> **Exercise description**: Check every line of the entries for "мнѣнію", and copy the lines that hold it.
+++ Provided records +++
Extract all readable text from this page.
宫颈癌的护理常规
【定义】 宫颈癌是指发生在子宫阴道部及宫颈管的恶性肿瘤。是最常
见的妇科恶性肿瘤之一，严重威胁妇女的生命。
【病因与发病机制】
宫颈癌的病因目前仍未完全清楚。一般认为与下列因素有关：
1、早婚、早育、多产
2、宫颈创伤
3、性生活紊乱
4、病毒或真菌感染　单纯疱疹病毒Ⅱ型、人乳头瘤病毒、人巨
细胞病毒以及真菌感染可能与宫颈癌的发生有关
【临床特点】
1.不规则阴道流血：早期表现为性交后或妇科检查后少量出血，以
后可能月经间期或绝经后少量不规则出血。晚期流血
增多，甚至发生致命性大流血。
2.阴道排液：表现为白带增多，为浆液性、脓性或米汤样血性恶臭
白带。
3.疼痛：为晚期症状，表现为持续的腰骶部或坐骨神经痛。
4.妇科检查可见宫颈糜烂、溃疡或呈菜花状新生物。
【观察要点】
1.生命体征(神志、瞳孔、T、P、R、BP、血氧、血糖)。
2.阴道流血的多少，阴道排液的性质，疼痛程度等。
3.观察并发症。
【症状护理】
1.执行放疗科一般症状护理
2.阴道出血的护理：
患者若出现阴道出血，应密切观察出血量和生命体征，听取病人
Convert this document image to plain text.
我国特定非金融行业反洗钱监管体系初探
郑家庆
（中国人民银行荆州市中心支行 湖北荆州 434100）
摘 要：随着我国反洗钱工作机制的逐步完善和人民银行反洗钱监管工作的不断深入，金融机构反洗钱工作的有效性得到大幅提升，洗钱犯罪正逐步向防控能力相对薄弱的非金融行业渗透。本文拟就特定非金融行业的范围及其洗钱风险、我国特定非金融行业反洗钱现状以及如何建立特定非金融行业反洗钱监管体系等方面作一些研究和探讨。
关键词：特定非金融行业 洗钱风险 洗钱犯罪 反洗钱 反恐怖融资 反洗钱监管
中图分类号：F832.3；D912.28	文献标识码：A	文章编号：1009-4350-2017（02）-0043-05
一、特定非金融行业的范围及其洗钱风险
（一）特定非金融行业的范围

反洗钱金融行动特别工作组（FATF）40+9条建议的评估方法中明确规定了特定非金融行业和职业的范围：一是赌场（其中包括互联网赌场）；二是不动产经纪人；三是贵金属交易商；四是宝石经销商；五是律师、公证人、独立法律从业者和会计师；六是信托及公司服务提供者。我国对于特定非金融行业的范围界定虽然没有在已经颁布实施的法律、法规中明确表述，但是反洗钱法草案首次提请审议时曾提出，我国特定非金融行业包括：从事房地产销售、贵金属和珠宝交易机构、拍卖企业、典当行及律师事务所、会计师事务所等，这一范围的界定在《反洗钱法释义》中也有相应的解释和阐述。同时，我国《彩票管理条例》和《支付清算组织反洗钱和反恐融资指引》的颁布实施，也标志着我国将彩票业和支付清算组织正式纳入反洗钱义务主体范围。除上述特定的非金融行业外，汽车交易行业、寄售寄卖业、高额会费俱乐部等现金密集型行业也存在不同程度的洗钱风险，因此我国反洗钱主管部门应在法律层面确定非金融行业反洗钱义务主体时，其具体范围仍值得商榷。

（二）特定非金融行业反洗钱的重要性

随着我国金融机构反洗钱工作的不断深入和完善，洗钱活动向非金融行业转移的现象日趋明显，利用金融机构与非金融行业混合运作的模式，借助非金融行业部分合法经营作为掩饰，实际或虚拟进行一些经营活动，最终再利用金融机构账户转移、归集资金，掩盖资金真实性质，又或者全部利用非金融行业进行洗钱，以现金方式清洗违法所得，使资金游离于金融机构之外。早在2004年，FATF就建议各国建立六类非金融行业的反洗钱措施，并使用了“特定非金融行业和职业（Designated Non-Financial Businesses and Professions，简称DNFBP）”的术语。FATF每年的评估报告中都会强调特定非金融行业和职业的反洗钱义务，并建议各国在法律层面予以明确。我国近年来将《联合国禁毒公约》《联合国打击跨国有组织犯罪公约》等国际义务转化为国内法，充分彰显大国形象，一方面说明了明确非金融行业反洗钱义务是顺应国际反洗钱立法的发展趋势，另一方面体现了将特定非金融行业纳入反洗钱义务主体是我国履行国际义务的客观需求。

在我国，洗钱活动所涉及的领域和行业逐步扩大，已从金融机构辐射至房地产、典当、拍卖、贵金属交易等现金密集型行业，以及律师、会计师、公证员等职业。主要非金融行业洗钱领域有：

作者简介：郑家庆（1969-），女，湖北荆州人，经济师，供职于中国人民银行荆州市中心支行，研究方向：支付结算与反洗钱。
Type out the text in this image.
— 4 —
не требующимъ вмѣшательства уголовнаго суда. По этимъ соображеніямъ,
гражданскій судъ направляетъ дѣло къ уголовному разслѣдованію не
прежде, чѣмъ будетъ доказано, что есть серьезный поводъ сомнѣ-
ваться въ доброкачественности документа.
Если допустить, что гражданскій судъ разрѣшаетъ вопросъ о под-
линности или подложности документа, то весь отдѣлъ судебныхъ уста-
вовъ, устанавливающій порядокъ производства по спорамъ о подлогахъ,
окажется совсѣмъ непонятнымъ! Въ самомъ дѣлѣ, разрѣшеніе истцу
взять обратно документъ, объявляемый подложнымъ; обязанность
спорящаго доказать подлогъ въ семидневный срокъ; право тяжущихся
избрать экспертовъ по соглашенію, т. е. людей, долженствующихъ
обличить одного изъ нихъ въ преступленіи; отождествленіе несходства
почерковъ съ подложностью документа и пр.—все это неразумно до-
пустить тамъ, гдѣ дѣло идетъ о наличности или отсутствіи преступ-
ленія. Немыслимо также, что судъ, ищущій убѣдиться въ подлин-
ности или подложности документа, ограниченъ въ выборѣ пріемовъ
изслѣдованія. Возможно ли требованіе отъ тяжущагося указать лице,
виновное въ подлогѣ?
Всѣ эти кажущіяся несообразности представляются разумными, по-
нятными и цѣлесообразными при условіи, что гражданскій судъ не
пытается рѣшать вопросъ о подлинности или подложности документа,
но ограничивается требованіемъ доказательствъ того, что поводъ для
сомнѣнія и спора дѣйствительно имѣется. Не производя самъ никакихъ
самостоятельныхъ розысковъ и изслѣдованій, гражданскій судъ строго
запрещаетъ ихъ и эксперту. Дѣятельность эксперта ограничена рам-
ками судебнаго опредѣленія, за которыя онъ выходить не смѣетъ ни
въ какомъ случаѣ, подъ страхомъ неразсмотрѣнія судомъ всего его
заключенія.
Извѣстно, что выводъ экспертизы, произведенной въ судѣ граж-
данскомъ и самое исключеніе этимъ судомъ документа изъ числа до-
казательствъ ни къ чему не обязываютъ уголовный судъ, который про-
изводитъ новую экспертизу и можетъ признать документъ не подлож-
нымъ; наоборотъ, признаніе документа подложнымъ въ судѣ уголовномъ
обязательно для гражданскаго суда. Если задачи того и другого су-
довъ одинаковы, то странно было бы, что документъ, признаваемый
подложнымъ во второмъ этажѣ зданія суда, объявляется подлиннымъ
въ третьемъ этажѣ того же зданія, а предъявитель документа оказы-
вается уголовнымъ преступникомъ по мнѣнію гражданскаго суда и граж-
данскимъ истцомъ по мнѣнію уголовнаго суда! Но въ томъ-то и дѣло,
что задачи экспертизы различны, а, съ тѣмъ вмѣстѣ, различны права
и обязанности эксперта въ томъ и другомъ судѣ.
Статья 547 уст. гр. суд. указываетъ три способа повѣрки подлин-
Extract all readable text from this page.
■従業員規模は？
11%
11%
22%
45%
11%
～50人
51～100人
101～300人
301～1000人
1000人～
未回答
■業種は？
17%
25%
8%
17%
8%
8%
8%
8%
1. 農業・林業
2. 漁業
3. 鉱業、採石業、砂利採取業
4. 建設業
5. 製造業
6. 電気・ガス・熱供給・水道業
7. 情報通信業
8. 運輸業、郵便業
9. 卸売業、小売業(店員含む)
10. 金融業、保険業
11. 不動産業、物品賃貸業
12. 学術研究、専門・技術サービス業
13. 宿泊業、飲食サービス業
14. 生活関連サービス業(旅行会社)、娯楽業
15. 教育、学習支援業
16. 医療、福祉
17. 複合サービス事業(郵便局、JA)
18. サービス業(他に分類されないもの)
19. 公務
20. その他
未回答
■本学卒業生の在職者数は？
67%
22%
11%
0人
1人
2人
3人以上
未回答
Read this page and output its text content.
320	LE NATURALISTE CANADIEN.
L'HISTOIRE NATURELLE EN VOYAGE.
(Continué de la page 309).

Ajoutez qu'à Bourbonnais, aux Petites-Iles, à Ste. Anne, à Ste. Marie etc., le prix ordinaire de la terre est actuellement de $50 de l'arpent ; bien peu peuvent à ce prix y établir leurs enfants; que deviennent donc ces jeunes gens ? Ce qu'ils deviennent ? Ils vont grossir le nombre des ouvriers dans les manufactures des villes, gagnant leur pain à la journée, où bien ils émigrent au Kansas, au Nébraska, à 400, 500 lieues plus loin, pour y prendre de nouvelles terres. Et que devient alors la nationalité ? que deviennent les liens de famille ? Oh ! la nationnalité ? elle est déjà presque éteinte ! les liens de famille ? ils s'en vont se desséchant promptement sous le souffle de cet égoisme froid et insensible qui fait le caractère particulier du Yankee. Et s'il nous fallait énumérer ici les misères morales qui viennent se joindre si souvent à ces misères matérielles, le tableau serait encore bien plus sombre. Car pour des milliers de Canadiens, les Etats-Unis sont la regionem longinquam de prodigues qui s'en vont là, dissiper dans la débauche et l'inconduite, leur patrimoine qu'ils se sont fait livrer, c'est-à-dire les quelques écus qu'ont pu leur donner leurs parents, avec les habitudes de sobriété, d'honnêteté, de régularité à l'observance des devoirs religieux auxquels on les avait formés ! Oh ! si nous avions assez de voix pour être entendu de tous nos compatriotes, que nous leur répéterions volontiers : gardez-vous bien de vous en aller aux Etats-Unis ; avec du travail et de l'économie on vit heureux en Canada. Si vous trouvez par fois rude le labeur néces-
+++
> **Response for this exercise**:
вается уголовнымъ преступникомъ по мнѣнію гражданскаго суда и граж-
данскимъ истцомъ по мнѣнію уголовнаго суда! Но въ томъ-то и дѣло,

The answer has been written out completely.